Goal:
Sort through the entries below and pull out lines containing the word "vagyon".

Recorded data:
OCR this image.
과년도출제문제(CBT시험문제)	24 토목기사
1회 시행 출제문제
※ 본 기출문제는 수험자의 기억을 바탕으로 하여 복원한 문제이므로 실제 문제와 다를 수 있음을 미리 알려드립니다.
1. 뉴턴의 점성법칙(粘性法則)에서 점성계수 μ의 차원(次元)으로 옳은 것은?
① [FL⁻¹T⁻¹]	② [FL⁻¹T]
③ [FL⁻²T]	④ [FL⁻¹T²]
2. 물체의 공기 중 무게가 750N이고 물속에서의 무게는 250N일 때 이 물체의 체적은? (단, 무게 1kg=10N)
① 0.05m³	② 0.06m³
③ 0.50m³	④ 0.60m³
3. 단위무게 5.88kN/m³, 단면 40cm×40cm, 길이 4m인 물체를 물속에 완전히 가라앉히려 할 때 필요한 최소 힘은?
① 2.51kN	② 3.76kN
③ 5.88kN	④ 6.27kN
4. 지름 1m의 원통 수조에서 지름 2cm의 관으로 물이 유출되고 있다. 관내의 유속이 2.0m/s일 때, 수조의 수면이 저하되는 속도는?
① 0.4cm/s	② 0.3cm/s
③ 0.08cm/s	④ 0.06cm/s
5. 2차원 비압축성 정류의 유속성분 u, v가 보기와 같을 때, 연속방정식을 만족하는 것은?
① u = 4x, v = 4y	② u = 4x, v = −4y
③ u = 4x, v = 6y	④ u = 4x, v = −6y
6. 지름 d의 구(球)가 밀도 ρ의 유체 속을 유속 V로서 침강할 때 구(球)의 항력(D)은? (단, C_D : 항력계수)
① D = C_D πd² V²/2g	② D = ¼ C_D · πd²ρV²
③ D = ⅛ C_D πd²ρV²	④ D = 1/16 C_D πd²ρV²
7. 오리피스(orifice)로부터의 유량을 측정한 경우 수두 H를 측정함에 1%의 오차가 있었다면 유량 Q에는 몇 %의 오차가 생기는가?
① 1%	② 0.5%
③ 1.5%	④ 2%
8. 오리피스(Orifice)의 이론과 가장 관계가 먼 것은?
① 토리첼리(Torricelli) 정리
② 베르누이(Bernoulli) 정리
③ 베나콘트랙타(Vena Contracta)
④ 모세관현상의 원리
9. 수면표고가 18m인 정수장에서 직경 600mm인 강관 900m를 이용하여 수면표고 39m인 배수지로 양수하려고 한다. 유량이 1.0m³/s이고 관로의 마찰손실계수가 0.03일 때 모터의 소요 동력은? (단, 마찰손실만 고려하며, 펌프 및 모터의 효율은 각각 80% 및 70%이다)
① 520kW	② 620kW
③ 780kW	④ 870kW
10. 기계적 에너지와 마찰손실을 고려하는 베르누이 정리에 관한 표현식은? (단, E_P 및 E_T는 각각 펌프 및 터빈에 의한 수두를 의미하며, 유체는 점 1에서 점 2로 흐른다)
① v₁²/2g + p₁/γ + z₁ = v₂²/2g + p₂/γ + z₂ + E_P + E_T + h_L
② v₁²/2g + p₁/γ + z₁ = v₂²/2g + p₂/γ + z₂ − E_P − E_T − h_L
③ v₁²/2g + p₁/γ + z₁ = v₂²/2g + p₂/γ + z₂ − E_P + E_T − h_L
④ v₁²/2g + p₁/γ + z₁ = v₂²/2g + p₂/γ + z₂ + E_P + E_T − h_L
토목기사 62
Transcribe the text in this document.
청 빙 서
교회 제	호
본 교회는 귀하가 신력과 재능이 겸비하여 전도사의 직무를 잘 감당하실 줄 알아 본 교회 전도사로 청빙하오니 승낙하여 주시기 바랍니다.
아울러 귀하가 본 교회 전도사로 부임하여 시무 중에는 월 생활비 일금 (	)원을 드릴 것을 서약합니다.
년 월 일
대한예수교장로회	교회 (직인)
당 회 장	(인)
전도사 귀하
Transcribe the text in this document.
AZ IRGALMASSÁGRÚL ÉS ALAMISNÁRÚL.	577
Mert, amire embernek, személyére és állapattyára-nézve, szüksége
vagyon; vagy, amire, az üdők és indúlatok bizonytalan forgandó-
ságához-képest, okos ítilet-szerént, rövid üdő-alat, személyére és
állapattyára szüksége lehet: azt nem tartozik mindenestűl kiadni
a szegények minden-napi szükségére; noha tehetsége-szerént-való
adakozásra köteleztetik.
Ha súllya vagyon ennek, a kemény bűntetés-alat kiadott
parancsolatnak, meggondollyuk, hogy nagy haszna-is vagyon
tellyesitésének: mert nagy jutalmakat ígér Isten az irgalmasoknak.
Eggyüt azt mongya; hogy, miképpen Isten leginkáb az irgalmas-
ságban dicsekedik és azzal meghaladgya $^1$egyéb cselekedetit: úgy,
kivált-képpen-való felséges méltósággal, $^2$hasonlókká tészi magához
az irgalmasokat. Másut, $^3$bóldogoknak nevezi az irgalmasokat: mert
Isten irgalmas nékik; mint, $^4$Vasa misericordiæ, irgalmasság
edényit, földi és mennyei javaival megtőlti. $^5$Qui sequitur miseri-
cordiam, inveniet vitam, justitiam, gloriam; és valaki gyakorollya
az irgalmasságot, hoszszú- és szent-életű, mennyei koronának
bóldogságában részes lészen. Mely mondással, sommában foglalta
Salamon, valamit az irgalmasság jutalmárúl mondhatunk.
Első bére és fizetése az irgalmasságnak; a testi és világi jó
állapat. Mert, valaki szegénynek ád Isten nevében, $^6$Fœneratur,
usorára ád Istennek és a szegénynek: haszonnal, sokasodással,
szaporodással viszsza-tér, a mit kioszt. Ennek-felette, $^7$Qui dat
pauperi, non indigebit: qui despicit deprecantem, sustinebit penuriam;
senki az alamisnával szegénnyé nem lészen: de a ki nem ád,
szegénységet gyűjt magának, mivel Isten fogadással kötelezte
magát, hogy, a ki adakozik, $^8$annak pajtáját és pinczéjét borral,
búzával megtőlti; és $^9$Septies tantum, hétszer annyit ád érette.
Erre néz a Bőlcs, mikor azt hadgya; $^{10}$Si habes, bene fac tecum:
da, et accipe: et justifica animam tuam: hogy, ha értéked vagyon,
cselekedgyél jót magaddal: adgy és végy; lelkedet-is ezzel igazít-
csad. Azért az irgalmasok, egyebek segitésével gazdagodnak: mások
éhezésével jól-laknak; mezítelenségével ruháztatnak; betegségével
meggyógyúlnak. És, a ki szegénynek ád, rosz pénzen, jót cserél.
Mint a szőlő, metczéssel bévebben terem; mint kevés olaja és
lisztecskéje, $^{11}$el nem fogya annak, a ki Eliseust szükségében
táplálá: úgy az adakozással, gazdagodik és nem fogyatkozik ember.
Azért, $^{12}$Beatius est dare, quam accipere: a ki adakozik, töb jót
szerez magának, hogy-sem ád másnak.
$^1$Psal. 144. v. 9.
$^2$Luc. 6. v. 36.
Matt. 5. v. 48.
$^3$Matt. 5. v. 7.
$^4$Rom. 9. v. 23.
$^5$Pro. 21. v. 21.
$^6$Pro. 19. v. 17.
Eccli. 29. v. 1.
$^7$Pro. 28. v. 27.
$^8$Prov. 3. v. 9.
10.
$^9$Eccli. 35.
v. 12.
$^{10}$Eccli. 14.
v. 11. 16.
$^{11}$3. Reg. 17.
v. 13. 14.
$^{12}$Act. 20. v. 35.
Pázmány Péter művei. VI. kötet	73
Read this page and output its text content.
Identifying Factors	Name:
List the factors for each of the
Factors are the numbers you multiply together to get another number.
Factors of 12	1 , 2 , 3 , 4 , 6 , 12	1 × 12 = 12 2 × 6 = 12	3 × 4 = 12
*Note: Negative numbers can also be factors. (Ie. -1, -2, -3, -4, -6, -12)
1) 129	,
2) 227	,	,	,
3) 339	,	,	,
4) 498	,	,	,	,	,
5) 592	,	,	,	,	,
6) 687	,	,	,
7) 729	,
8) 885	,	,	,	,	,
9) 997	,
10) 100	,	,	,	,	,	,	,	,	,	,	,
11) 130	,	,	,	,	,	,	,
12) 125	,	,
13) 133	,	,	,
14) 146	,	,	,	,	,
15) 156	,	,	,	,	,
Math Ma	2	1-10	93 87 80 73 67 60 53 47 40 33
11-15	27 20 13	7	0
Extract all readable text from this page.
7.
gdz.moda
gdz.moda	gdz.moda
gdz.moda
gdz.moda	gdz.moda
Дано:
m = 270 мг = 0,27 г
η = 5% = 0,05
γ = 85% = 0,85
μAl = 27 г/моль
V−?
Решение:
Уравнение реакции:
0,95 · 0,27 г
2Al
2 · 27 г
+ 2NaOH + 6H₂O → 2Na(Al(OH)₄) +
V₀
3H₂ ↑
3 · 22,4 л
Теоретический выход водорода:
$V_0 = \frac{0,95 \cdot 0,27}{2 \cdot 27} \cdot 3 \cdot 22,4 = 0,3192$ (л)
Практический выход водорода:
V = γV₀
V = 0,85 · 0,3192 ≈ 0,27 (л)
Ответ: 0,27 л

Complete answer:
vagyon; vagy, amire, az üdők és indúlatok bizonytalan forgandó-
Ha súllya vagyon ennek, a kemény bűntetés-alat kiadott
parancsolatnak, meggondollyuk, hogy nagy haszna-is vagyon
da, et accipe: et justifica animam tuam: hogy, ha értéked vagyon,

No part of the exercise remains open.